▸ **Objective**
Return the listing word for word, as given.

───── Data entries

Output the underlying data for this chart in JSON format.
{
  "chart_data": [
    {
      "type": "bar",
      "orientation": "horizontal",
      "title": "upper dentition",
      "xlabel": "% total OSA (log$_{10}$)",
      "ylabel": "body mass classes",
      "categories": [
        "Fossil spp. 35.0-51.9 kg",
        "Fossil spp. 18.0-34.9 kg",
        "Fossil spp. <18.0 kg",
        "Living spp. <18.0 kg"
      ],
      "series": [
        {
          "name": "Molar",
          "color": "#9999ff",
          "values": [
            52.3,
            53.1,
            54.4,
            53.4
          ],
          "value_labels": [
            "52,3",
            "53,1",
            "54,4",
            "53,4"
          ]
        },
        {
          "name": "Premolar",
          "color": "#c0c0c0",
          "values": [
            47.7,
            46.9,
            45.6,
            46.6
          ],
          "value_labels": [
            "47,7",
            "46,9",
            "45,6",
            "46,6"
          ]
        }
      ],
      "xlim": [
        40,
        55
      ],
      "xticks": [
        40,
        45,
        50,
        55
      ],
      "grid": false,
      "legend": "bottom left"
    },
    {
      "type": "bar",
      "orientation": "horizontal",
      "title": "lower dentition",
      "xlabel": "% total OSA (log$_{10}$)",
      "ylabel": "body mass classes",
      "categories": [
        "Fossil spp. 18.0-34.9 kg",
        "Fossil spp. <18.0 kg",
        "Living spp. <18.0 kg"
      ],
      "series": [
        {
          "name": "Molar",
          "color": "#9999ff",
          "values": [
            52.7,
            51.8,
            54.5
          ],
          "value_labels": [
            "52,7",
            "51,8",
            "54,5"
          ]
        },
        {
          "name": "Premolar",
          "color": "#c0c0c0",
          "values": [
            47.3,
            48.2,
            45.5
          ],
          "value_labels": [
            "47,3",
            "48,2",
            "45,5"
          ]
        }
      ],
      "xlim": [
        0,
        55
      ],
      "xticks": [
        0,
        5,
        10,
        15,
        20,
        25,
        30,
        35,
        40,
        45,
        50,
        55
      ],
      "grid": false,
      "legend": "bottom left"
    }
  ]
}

──────────

▸ **Task output**
Output the underlying data for this chart in JSON format.
{
  "chart_data": [
    {
      "type": "bar",
      "orientation": "horizontal",
      "title": "upper dentition",
      "xlabel": "% total OSA (log$_{10}$)",
      "ylabel": "body mass classes",
      "categories": [
        "Fossil spp. 35.0-51.9 kg",
        "Fossil spp. 18.0-34.9 kg",
        "Fossil spp. <18.0 kg",
        "Living spp. <18.0 kg"
      ],
      "series": [
        {
          "name": "Molar",
          "color": "#9999ff",
          "values": [
            52.3,
            53.1,
            54.4,
            53.4
          ],
          "value_labels": [
            "52,3",
            "53,1",
            "54,4",
            "53,4"
          ]
        },
        {
          "name": "Premolar",
          "color": "#c0c0c0",
          "values": [
            47.7,
            46.9,
            45.6,
            46.6
          ],
          "value_labels": [
            "47,7",
            "46,9",
            "45,6",
            "46,6"
          ]
        }
      ],
      "xlim": [
        40,
        55
      ],
      "xticks": [
        40,
        45,
        50,
        55
      ],
      "grid": false,
      "legend": "bottom left"
    },
    {
      "type": "bar",
      "orientation": "horizontal",
      "title": "lower dentition",
      "xlabel": "% total OSA (log$_{10}$)",
      "ylabel": "body mass classes",
      "categories": [
        "Fossil spp. 18.0-34.9 kg",
        "Fossil spp. <18.0 kg",
        "Living spp. <18.0 kg"
      ],
      "series": [
        {
          "name": "Molar",
          "color": "#9999ff",
          "values": [
            52.7,
            51.8,
            54.5
          ],
          "value_labels": [
            "52,7",
            "51,8",
            "54,5"
          ]
        },
        {
          "name": "Premolar",
          "color": "#c0c0c0",
          "values": [
            47.3,
            48.2,
            45.5
          ],
          "value_labels": [
            "47,3",
            "48,2",
            "45,5"
          ]
        }
      ],
      "xlim": [
        0,
        55
      ],
      "xticks": [
        0,
        5,
        10,
        15,
        20,
        25,
        30,
        35,
        40,
        45,
        50,
        55
      ],
      "grid": false,
      "legend": "bottom left"
    }
  ]
}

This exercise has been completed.